> WORK REQUIRED
Go through the listing and pick out each line with the word "organizations" in it.

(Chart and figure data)
::::::::

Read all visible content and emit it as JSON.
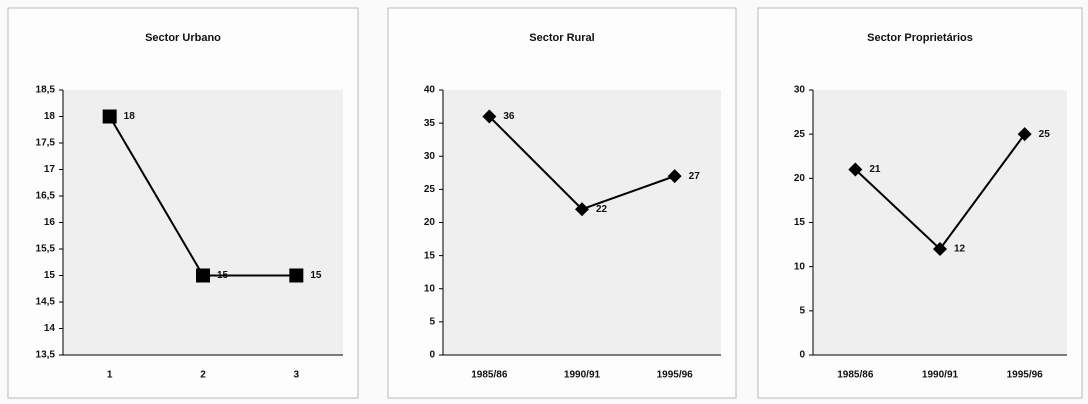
{
  "chart_data": [
    {
      "type": "line",
      "title": "Sector Urbano",
      "categories": [
        "1",
        "2",
        "3"
      ],
      "values": [
        18,
        15,
        15
      ],
      "color": "#000000",
      "marker": "square",
      "ylim": [
        13.5,
        18.5
      ],
      "yticks": [
        {
          "value": 13.5,
          "label": "13,5"
        },
        14,
        {
          "value": 14.5,
          "label": "14,5"
        },
        15,
        {
          "value": 15.5,
          "label": "15,5"
        },
        16,
        {
          "value": 16.5,
          "label": "16,5"
        },
        17,
        {
          "value": 17.5,
          "label": "17,5"
        },
        18,
        {
          "value": 18.5,
          "label": "18,5"
        }
      ]
    },
    {
      "type": "line",
      "title": "Sector Rural",
      "categories": [
        "1985/86",
        "1990/91",
        "1995/96"
      ],
      "values": [
        36,
        22,
        27
      ],
      "color": "#000000",
      "marker": "diamond",
      "ylim": [
        0,
        40
      ],
      "yticks": [
        0,
        5,
        10,
        15,
        20,
        25,
        30,
        35,
        40
      ]
    },
    {
      "type": "line",
      "title": "Sector Proprietários",
      "categories": [
        "1985/86",
        "1990/91",
        "1995/96"
      ],
      "values": [
        21,
        12,
        25
      ],
      "color": "#000000",
      "marker": "diamond",
      "ylim": [
        0,
        30
      ],
      "yticks": [
        0,
        5,
        10,
        15,
        20,
        25,
        30
      ]
    }
  ]
}
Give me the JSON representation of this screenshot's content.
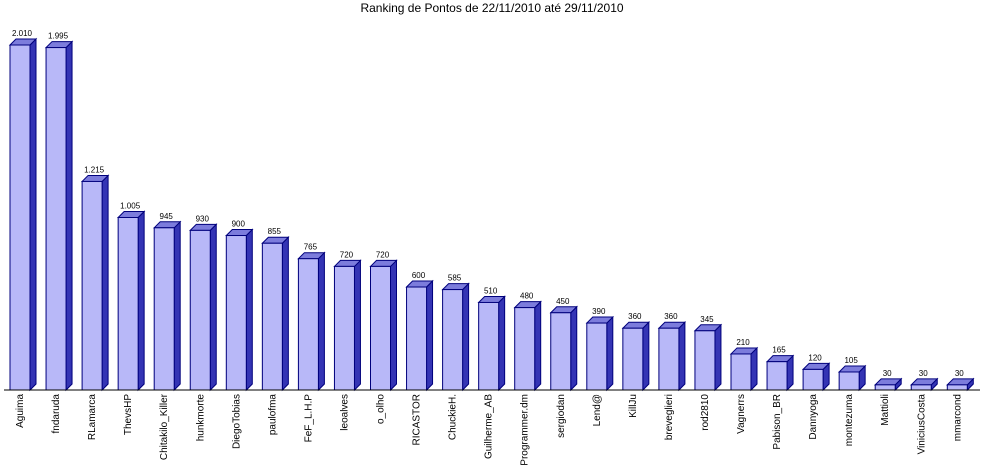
{
  "chart_data": {
    "type": "bar",
    "title": "Ranking de Pontos de 22/11/2010 até 29/11/2010",
    "xlabel": "",
    "ylabel": "",
    "ylim": [
      0,
      2010
    ],
    "grid": false,
    "legend": "none",
    "categories": [
      "Aguima",
      "fndaruda",
      "RLamarca",
      "ThevsHP",
      "Chitakilo_Killer",
      "hunkmorte",
      "DiegoTobias",
      "paulofma",
      "FeF_L.H.P",
      "leoalves",
      "o_olho",
      "RICASTOR",
      "ChuckieH.",
      "Guilherme_AB",
      "Programmer.dm",
      "sergiodan",
      "Lend@",
      "KillJu",
      "breveglieri",
      "rod2810",
      "Vagnerrs",
      "Pabison_BR",
      "Dannyoga",
      "montezuma",
      "Mattioli",
      "ViniciusCosta",
      "mmarcond"
    ],
    "values": [
      2010,
      1995,
      1215,
      1005,
      945,
      930,
      900,
      855,
      765,
      720,
      720,
      600,
      585,
      510,
      480,
      450,
      390,
      360,
      360,
      345,
      210,
      165,
      120,
      105,
      30,
      30,
      30
    ],
    "value_labels": [
      "2.010",
      "1.995",
      "1.215",
      "1.005",
      "945",
      "930",
      "900",
      "855",
      "765",
      "720",
      "720",
      "600",
      "585",
      "510",
      "480",
      "450",
      "390",
      "360",
      "360",
      "345",
      "210",
      "165",
      "120",
      "105",
      "30",
      "30",
      "30"
    ],
    "colors": {
      "bar_front": "#b8b8f8",
      "bar_side": "#3434b4",
      "bar_top": "#7c7cdc",
      "bar_stroke": "#00007c",
      "axis": "#000000"
    }
  }
}
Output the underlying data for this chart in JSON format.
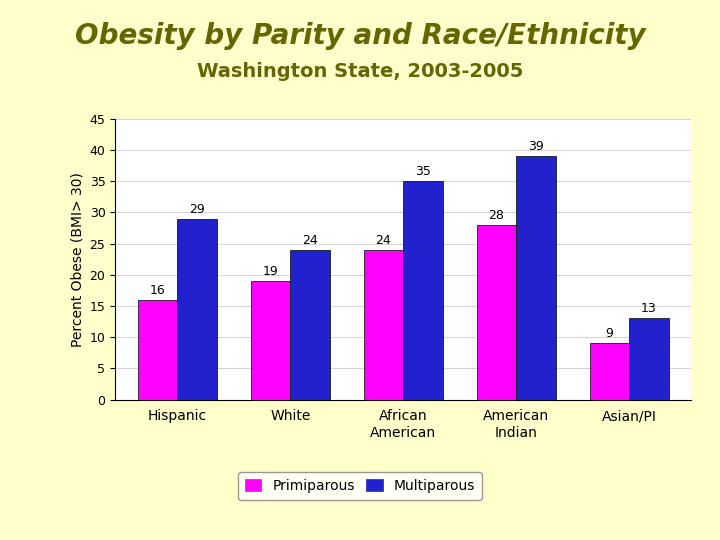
{
  "title": "Obesity by Parity and Race/Ethnicity",
  "subtitle": "Washington State, 2003-2005",
  "categories": [
    "Hispanic",
    "White",
    "African\nAmerican",
    "American\nIndian",
    "Asian/PI"
  ],
  "primiparous": [
    16,
    19,
    24,
    28,
    9
  ],
  "multiparous": [
    29,
    24,
    35,
    39,
    13
  ],
  "primiparous_color": "#FF00FF",
  "multiparous_color": "#2222CC",
  "background_color": "#FFFFCC",
  "chart_background": "#FFFFFF",
  "title_color": "#666600",
  "ylabel": "Percent Obese (BMI> 30)",
  "ylim": [
    0,
    45
  ],
  "yticks": [
    0,
    5,
    10,
    15,
    20,
    25,
    30,
    35,
    40,
    45
  ],
  "legend_labels": [
    "Primiparous",
    "Multiparous"
  ],
  "title_fontsize": 20,
  "subtitle_fontsize": 14,
  "bar_width": 0.35,
  "label_fontsize": 9,
  "ylabel_fontsize": 10,
  "xtick_fontsize": 10,
  "ytick_fontsize": 9
}
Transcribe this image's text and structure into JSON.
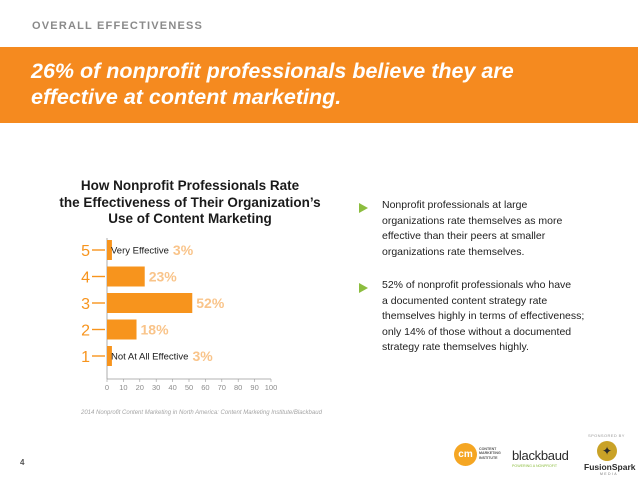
{
  "section_label": "OVERALL EFFECTIVENESS",
  "headline": {
    "lines": [
      "26% of nonprofit professionals believe they are",
      "effective at content marketing."
    ]
  },
  "chart_title": {
    "lines": [
      "How Nonprofit Professionals Rate",
      "the Effectiveness of Their Organization’s",
      "Use of Content Marketing"
    ]
  },
  "chart_data": {
    "type": "bar",
    "orientation": "horizontal",
    "title": "How Nonprofit Professionals Rate the Effectiveness of Their Organization’s Use of Content Marketing",
    "categories": [
      "5",
      "4",
      "3",
      "2",
      "1"
    ],
    "category_labels": [
      "Very Effective",
      "",
      "",
      "",
      "Not At All Effective"
    ],
    "values": [
      3,
      23,
      52,
      18,
      3
    ],
    "value_labels": [
      "3%",
      "23%",
      "52%",
      "18%",
      "3%"
    ],
    "xlim": [
      0,
      100
    ],
    "x_ticks": [
      0,
      10,
      20,
      30,
      40,
      50,
      60,
      70,
      80,
      90,
      100
    ],
    "grid": false,
    "legend": "none",
    "colors": {
      "bar": "#f7941d",
      "value_label": "#f9c48a",
      "rating_label": "#f7941d",
      "axis": "#9a9a9a",
      "tick_label": "#8c8c8c"
    }
  },
  "source": "2014 Nonprofit Content Marketing in North America: Content Marketing Institute/Blackbaud",
  "bullets": [
    {
      "lines": [
        "Nonprofit professionals at large",
        "organizations rate themselves as more",
        "effective than their peers at smaller",
        "organizations rate themselves."
      ]
    },
    {
      "lines": [
        "52% of nonprofit professionals who have",
        "a documented content strategy rate",
        "themselves highly in terms of effectiveness;",
        "only 14% of those without a documented",
        "strategy rate themselves highly."
      ]
    }
  ],
  "page_number": "4",
  "footer": {
    "sponsor_label": "SPONSORED BY",
    "cmi": {
      "mark": "cm",
      "lines": [
        "CONTENT",
        "MARKETING",
        "INSTITUTE"
      ]
    },
    "blackbaud": {
      "word": "blackbaud",
      "tagline": "POWERING A NONPROFIT"
    },
    "fusionspark": {
      "word": "FusionSpark",
      "sub": "MEDIA"
    }
  },
  "colors": {
    "accent": "#f58a1f",
    "headline_text": "#ffffff",
    "bullet_arrow": "#8cbd3f",
    "section_label": "#8a8a8a"
  },
  "icons": {
    "bullet": "green-triangle-arrow",
    "cmi_logo": "orange-circle-cm-mark",
    "fusionspark_logo": "gold-circle-spark-mark"
  }
}
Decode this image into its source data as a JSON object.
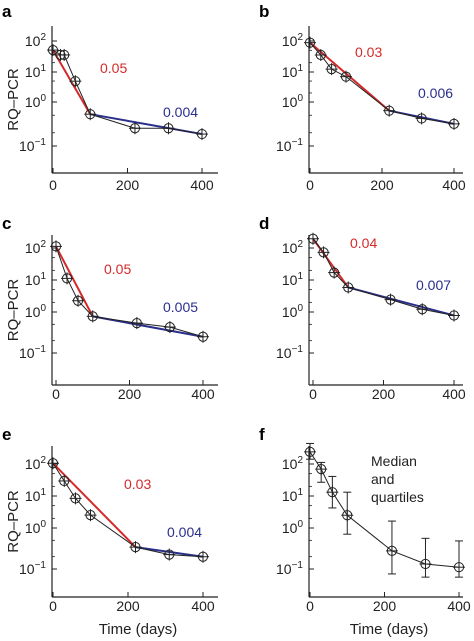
{
  "colors": {
    "fast_fit": "#d42a2a",
    "slow_fit": "#2b2f8c",
    "data": "#222222",
    "axis": "#222222"
  },
  "axes": {
    "ylabel": "RQ–PCR",
    "xlabel": "Time (days)",
    "xticks": [
      "0",
      "200",
      "400"
    ],
    "yticks": [
      {
        "base": "10",
        "exp": "2"
      },
      {
        "base": "10",
        "exp": "1"
      },
      {
        "base": "10",
        "exp": "0"
      },
      {
        "base": "10",
        "exp": "−1"
      }
    ]
  },
  "chart_data": [
    {
      "type": "scatter",
      "panel": "a",
      "scale_y": "log",
      "xlim": [
        0,
        440
      ],
      "ylim": [
        0.05,
        300
      ],
      "series": [
        {
          "x": [
            0,
            20,
            30,
            60,
            100,
            220,
            310,
            400
          ],
          "y": [
            70,
            50,
            50,
            8,
            0.8,
            0.3,
            0.3,
            0.2
          ]
        }
      ],
      "fits": [
        {
          "label": "0.05",
          "x": [
            0,
            100
          ],
          "y": [
            70,
            0.8
          ],
          "color": "fast"
        },
        {
          "label": "0.004",
          "x": [
            100,
            400
          ],
          "y": [
            0.8,
            0.2
          ],
          "color": "slow"
        }
      ]
    },
    {
      "type": "scatter",
      "panel": "b",
      "scale_y": "log",
      "xlim": [
        0,
        440
      ],
      "ylim": [
        0.05,
        300
      ],
      "series": [
        {
          "x": [
            0,
            30,
            60,
            100,
            220,
            310,
            400
          ],
          "y": [
            250,
            100,
            35,
            20,
            1.6,
            0.9,
            0.6
          ]
        }
      ],
      "fits": [
        {
          "label": "0.03",
          "x": [
            0,
            220
          ],
          "y": [
            250,
            1.6
          ],
          "color": "fast"
        },
        {
          "label": "0.006",
          "x": [
            220,
            400
          ],
          "y": [
            1.6,
            0.6
          ],
          "color": "slow"
        }
      ]
    },
    {
      "type": "scatter",
      "panel": "c",
      "scale_y": "log",
      "xlim": [
        0,
        440
      ],
      "ylim": [
        0.05,
        800
      ],
      "series": [
        {
          "x": [
            0,
            30,
            60,
            100,
            220,
            310,
            400
          ],
          "y": [
            200,
            20,
            4,
            1.3,
            0.8,
            0.6,
            0.3
          ]
        }
      ],
      "fits": [
        {
          "label": "0.05",
          "x": [
            0,
            100
          ],
          "y": [
            200,
            1.3
          ],
          "color": "fast"
        },
        {
          "label": "0.005",
          "x": [
            100,
            400
          ],
          "y": [
            1.3,
            0.3
          ],
          "color": "slow"
        }
      ]
    },
    {
      "type": "scatter",
      "panel": "d",
      "scale_y": "log",
      "xlim": [
        0,
        440
      ],
      "ylim": [
        0.05,
        800
      ],
      "series": [
        {
          "x": [
            0,
            30,
            60,
            100,
            220,
            310,
            400
          ],
          "y": [
            400,
            150,
            35,
            12,
            5,
            2.5,
            1.6
          ]
        }
      ],
      "fits": [
        {
          "label": "0.04",
          "x": [
            0,
            100
          ],
          "y": [
            400,
            12
          ],
          "color": "fast"
        },
        {
          "label": "0.007",
          "x": [
            100,
            400
          ],
          "y": [
            12,
            1.6
          ],
          "color": "slow"
        }
      ]
    },
    {
      "type": "scatter",
      "panel": "e",
      "scale_y": "log",
      "xlim": [
        0,
        440
      ],
      "ylim": [
        0.05,
        800
      ],
      "series": [
        {
          "x": [
            0,
            30,
            60,
            100,
            220,
            310,
            400
          ],
          "y": [
            250,
            70,
            20,
            6,
            0.6,
            0.35,
            0.3
          ]
        }
      ],
      "fits": [
        {
          "label": "0.03",
          "x": [
            0,
            220
          ],
          "y": [
            250,
            0.6
          ],
          "color": "fast"
        },
        {
          "label": "0.004",
          "x": [
            220,
            400
          ],
          "y": [
            0.6,
            0.3
          ],
          "color": "slow"
        }
      ]
    },
    {
      "type": "line",
      "panel": "f",
      "scale_y": "log",
      "xlim": [
        0,
        440
      ],
      "ylim": [
        0.03,
        800
      ],
      "note": [
        "Median",
        "and",
        "quartiles"
      ],
      "series": [
        {
          "x": [
            0,
            30,
            60,
            100,
            220,
            310,
            400
          ],
          "y": [
            250,
            75,
            15,
            3,
            0.25,
            0.1,
            0.08
          ],
          "q1": [
            150,
            30,
            5,
            0.8,
            0.05,
            0.04,
            0.04
          ],
          "q3": [
            450,
            120,
            45,
            15,
            2,
            0.6,
            0.5
          ]
        }
      ]
    }
  ]
}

::::::::

> ANSWER FOR THE TASK
        "organizations rate themselves as more",
        "organizations rate themselves."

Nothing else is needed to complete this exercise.